↓↓↓
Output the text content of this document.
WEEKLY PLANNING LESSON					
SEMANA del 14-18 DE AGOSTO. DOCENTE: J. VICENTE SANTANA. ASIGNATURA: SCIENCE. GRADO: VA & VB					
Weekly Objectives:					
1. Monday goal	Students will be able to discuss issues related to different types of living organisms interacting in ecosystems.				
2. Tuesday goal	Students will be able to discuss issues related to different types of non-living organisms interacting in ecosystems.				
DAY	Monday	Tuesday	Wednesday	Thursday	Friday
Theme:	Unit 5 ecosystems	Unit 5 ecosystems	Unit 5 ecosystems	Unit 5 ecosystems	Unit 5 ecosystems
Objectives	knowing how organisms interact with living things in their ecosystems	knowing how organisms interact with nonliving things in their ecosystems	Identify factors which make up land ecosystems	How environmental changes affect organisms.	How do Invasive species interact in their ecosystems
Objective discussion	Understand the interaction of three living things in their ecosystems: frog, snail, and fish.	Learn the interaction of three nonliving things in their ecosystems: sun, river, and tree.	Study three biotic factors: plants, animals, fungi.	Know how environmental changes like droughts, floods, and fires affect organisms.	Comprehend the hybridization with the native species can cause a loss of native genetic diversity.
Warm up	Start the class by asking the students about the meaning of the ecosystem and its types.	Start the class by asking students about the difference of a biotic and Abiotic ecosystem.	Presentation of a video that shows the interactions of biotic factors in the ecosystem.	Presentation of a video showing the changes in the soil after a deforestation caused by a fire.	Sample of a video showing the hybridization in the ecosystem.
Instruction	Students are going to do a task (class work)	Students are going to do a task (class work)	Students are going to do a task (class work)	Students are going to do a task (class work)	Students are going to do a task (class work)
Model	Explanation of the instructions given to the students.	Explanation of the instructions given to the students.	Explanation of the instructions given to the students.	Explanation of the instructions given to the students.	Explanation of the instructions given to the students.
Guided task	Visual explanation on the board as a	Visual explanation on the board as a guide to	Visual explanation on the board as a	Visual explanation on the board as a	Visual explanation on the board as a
↑↑↑
• DIRECTIONS FOR THIS TASK
Transcribe each entry exactly.

• TASK SOLUTION
Output the text content of this document.
WEEKLY PLANNING LESSON					
SEMANA del 14-18 DE AGOSTO. DOCENTE: J. VICENTE SANTANA. ASIGNATURA: SCIENCE. GRADO: VA & VB					
Weekly Objectives:					
1. Monday goal	Students will be able to discuss issues related to different types of living organisms interacting in ecosystems.				
2. Tuesday goal	Students will be able to discuss issues related to different types of non-living organisms interacting in ecosystems.				
DAY	Monday	Tuesday	Wednesday	Thursday	Friday
Theme:	Unit 5 ecosystems	Unit 5 ecosystems	Unit 5 ecosystems	Unit 5 ecosystems	Unit 5 ecosystems
Objectives	knowing how organisms interact with living things in their ecosystems	knowing how organisms interact with nonliving things in their ecosystems	Identify factors which make up land ecosystems	How environmental changes affect organisms.	How do Invasive species interact in their ecosystems
Objective discussion	Understand the interaction of three living things in their ecosystems: frog, snail, and fish.	Learn the interaction of three nonliving things in their ecosystems: sun, river, and tree.	Study three biotic factors: plants, animals, fungi.	Know how environmental changes like droughts, floods, and fires affect organisms.	Comprehend the hybridization with the native species can cause a loss of native genetic diversity.
Warm up	Start the class by asking the students about the meaning of the ecosystem and its types.	Start the class by asking students about the difference of a biotic and Abiotic ecosystem.	Presentation of a video that shows the interactions of biotic factors in the ecosystem.	Presentation of a video showing the changes in the soil after a deforestation caused by a fire.	Sample of a video showing the hybridization in the ecosystem.
Instruction	Students are going to do a task (class work)	Students are going to do a task (class work)	Students are going to do a task (class work)	Students are going to do a task (class work)	Students are going to do a task (class work)
Model	Explanation of the instructions given to the students.	Explanation of the instructions given to the students.	Explanation of the instructions given to the students.	Explanation of the instructions given to the students.	Explanation of the instructions given to the students.
Guided task	Visual explanation on the board as a	Visual explanation on the board as a guide to	Visual explanation on the board as a	Visual explanation on the board as a	Visual explanation on the board as a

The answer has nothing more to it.